WRITTEN PROBLEM:
Every entry must be copied word for word.

[Data entries]
########################################

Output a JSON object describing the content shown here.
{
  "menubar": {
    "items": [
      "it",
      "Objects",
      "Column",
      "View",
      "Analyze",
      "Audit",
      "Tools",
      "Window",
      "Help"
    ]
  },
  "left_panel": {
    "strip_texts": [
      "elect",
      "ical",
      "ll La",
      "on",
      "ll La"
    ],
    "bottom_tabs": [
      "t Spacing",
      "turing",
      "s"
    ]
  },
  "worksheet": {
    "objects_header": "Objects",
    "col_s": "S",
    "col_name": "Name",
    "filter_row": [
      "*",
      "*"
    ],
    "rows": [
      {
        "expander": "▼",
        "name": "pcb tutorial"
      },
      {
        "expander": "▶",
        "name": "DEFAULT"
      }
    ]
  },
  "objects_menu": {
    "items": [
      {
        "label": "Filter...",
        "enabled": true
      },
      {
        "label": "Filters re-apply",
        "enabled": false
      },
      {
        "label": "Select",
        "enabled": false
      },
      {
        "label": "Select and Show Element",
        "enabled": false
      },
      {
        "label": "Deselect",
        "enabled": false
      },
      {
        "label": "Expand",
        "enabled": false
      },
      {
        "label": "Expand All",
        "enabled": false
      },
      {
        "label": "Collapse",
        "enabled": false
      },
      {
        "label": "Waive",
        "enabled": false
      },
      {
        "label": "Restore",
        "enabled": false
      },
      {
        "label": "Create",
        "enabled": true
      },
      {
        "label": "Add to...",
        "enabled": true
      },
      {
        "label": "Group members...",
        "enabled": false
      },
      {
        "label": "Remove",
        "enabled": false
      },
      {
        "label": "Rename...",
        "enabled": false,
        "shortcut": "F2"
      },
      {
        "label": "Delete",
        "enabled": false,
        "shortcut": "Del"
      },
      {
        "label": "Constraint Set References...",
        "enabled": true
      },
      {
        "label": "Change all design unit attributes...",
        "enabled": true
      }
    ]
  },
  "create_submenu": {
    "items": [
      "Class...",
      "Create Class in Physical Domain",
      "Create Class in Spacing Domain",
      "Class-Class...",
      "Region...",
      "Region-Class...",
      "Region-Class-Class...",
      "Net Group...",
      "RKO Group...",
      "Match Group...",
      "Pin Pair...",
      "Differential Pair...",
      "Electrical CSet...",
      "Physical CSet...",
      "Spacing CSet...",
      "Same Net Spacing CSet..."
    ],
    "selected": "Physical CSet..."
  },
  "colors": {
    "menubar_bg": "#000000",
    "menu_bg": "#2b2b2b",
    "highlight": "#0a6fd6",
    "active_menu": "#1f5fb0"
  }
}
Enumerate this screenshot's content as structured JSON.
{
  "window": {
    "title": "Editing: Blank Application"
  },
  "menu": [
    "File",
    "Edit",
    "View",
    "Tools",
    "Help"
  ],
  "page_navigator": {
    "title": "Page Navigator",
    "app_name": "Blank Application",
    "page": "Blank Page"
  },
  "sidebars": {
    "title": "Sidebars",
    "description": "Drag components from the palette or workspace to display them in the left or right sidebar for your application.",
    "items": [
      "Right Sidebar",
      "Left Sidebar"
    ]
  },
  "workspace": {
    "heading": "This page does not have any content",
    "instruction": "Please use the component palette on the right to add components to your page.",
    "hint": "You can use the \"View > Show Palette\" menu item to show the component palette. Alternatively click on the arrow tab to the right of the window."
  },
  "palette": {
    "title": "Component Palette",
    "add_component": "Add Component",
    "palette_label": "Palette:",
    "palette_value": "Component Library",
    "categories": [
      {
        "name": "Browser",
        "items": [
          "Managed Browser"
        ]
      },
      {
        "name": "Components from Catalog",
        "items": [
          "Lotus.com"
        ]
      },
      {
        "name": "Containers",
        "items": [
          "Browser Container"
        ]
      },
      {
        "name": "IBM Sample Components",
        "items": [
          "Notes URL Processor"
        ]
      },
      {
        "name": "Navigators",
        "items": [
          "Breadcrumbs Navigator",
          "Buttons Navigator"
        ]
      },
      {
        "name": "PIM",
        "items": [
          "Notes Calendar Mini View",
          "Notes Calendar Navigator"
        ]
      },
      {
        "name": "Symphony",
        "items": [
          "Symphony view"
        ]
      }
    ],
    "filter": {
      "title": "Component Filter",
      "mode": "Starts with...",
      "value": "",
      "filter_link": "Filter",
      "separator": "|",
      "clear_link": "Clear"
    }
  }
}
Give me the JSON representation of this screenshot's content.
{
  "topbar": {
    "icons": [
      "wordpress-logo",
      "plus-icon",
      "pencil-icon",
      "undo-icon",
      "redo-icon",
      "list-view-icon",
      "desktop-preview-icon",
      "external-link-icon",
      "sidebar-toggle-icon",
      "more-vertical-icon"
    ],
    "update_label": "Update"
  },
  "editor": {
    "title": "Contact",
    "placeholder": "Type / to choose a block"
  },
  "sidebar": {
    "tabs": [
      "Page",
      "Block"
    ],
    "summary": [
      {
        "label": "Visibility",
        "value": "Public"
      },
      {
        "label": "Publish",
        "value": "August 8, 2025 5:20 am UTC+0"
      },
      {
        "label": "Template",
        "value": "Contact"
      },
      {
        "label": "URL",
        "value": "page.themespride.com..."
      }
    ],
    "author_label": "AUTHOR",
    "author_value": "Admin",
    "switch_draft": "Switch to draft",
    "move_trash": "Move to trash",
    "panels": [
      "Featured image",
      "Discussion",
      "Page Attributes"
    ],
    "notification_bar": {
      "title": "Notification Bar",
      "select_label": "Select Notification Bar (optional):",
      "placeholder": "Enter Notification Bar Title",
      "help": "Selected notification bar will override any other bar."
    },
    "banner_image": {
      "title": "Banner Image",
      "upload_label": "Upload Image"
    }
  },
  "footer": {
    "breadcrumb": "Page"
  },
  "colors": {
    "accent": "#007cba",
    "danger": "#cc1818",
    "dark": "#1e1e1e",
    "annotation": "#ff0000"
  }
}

########################################

FINAL RESULT:
Output a JSON object describing the content shown here.
{
  "menubar": {
    "items": [
      "it",
      "Objects",
      "Column",
      "View",
      "Analyze",
      "Audit",
      "Tools",
      "Window",
      "Help"
    ]
  },
  "left_panel": {
    "strip_texts": [
      "elect",
      "ical",
      "ll La",
      "on",
      "ll La"
    ],
    "bottom_tabs": [
      "t Spacing",
      "turing",
      "s"
    ]
  },
  "worksheet": {
    "objects_header": "Objects",
    "col_s": "S",
    "col_name": "Name",
    "filter_row": [
      "*",
      "*"
    ],
    "rows": [
      {
        "expander": "▼",
        "name": "pcb tutorial"
      },
      {
        "expander": "▶",
        "name": "DEFAULT"
      }
    ]
  },
  "objects_menu": {
    "items": [
      {
        "label": "Filter...",
        "enabled": true
      },
      {
        "label": "Filters re-apply",
        "enabled": false
      },
      {
        "label": "Select",
        "enabled": false
      },
      {
        "label": "Select and Show Element",
        "enabled": false
      },
      {
        "label": "Deselect",
        "enabled": false
      },
      {
        "label": "Expand",
        "enabled": false
      },
      {
        "label": "Expand All",
        "enabled": false
      },
      {
        "label": "Collapse",
        "enabled": false
      },
      {
        "label": "Waive",
        "enabled": false
      },
      {
        "label": "Restore",
        "enabled": false
      },
      {
        "label": "Create",
        "enabled": true
      },
      {
        "label": "Add to...",
        "enabled": true
      },
      {
        "label": "Group members...",
        "enabled": false
      },
      {
        "label": "Remove",
        "enabled": false
      },
      {
        "label": "Rename...",
        "enabled": false,
        "shortcut": "F2"
      },
      {
        "label": "Delete",
        "enabled": false,
        "shortcut": "Del"
      },
      {
        "label": "Constraint Set References...",
        "enabled": true
      },
      {
        "label": "Change all design unit attributes...",
        "enabled": true
      }
    ]
  },
  "create_submenu": {
    "items": [
      "Class...",
      "Create Class in Physical Domain",
      "Create Class in Spacing Domain",
      "Class-Class...",
      "Region...",
      "Region-Class...",
      "Region-Class-Class...",
      "Net Group...",
      "RKO Group...",
      "Match Group...",
      "Pin Pair...",
      "Differential Pair...",
      "Electrical CSet...",
      "Physical CSet...",
      "Spacing CSet...",
      "Same Net Spacing CSet..."
    ],
    "selected": "Physical CSet..."
  },
  "colors": {
    "menubar_bg": "#000000",
    "menu_bg": "#2b2b2b",
    "highlight": "#0a6fd6",
    "active_menu": "#1f5fb0"
  }
}
Enumerate this screenshot's content as structured JSON.
{
  "window": {
    "title": "Editing: Blank Application"
  },
  "menu": [
    "File",
    "Edit",
    "View",
    "Tools",
    "Help"
  ],
  "page_navigator": {
    "title": "Page Navigator",
    "app_name": "Blank Application",
    "page": "Blank Page"
  },
  "sidebars": {
    "title": "Sidebars",
    "description": "Drag components from the palette or workspace to display them in the left or right sidebar for your application.",
    "items": [
      "Right Sidebar",
      "Left Sidebar"
    ]
  },
  "workspace": {
    "heading": "This page does not have any content",
    "instruction": "Please use the component palette on the right to add components to your page.",
    "hint": "You can use the \"View > Show Palette\" menu item to show the component palette. Alternatively click on the arrow tab to the right of the window."
  },
  "palette": {
    "title": "Component Palette",
    "add_component": "Add Component",
    "palette_label": "Palette:",
    "palette_value": "Component Library",
    "categories": [
      {
        "name": "Browser",
        "items": [
          "Managed Browser"
        ]
      },
      {
        "name": "Components from Catalog",
        "items": [
          "Lotus.com"
        ]
      },
      {
        "name": "Containers",
        "items": [
          "Browser Container"
        ]
      },
      {
        "name": "IBM Sample Components",
        "items": [
          "Notes URL Processor"
        ]
      },
      {
        "name": "Navigators",
        "items": [
          "Breadcrumbs Navigator",
          "Buttons Navigator"
        ]
      },
      {
        "name": "PIM",
        "items": [
          "Notes Calendar Mini View",
          "Notes Calendar Navigator"
        ]
      },
      {
        "name": "Symphony",
        "items": [
          "Symphony view"
        ]
      }
    ],
    "filter": {
      "title": "Component Filter",
      "mode": "Starts with...",
      "value": "",
      "filter_link": "Filter",
      "separator": "|",
      "clear_link": "Clear"
    }
  }
}
Give me the JSON representation of this screenshot's content.
{
  "topbar": {
    "icons": [
      "wordpress-logo",
      "plus-icon",
      "pencil-icon",
      "undo-icon",
      "redo-icon",
      "list-view-icon",
      "desktop-preview-icon",
      "external-link-icon",
      "sidebar-toggle-icon",
      "more-vertical-icon"
    ],
    "update_label": "Update"
  },
  "editor": {
    "title": "Contact",
    "placeholder": "Type / to choose a block"
  },
  "sidebar": {
    "tabs": [
      "Page",
      "Block"
    ],
    "summary": [
      {
        "label": "Visibility",
        "value": "Public"
      },
      {
        "label": "Publish",
        "value": "August 8, 2025 5:20 am UTC+0"
      },
      {
        "label": "Template",
        "value": "Contact"
      },
      {
        "label": "URL",
        "value": "page.themespride.com..."
      }
    ],
    "author_label": "AUTHOR",
    "author_value": "Admin",
    "switch_draft": "Switch to draft",
    "move_trash": "Move to trash",
    "panels": [
      "Featured image",
      "Discussion",
      "Page Attributes"
    ],
    "notification_bar": {
      "title": "Notification Bar",
      "select_label": "Select Notification Bar (optional):",
      "placeholder": "Enter Notification Bar Title",
      "help": "Selected notification bar will override any other bar."
    },
    "banner_image": {
      "title": "Banner Image",
      "upload_label": "Upload Image"
    }
  },
  "footer": {
    "breadcrumb": "Page"
  },
  "colors": {
    "accent": "#007cba",
    "danger": "#cc1818",
    "dark": "#1e1e1e",
    "annotation": "#ff0000"
  }
}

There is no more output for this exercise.